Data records
◇ ◇ ◇ ◇
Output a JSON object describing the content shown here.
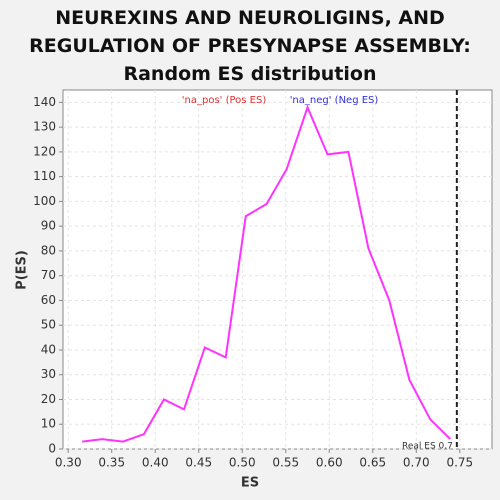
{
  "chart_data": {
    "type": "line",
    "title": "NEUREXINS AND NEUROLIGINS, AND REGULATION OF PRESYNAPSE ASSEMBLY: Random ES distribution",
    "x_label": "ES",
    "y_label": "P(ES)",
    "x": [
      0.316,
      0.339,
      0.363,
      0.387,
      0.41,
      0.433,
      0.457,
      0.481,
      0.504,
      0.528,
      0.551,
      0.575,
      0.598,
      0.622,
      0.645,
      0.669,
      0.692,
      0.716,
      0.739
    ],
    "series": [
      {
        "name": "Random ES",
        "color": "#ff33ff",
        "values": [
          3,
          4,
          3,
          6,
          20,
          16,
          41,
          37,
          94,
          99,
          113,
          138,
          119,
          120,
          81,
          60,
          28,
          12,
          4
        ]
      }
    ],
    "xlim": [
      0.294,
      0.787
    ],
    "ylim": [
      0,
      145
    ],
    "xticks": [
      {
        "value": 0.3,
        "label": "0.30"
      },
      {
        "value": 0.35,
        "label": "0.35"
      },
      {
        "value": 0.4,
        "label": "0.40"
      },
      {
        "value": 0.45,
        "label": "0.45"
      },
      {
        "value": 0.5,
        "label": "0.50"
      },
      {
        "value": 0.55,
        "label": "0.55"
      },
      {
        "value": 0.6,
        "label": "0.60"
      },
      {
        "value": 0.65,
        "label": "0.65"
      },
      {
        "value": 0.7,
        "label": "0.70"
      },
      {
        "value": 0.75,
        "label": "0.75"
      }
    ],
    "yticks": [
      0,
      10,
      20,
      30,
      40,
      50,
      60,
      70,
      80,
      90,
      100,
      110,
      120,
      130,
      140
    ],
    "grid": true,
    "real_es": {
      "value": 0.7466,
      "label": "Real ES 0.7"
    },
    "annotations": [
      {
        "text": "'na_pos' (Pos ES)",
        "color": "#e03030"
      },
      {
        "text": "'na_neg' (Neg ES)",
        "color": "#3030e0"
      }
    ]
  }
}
◇ ◇ ◇ ◇
_WHAT YOU NEED TO DO_
Gather each line that holds "Random".

_COMPLETED TASK_
    "title": "NEUREXINS AND NEUROLIGINS, AND REGULATION OF PRESYNAPSE ASSEMBLY: Random ES distribution",
        "name": "Random ES",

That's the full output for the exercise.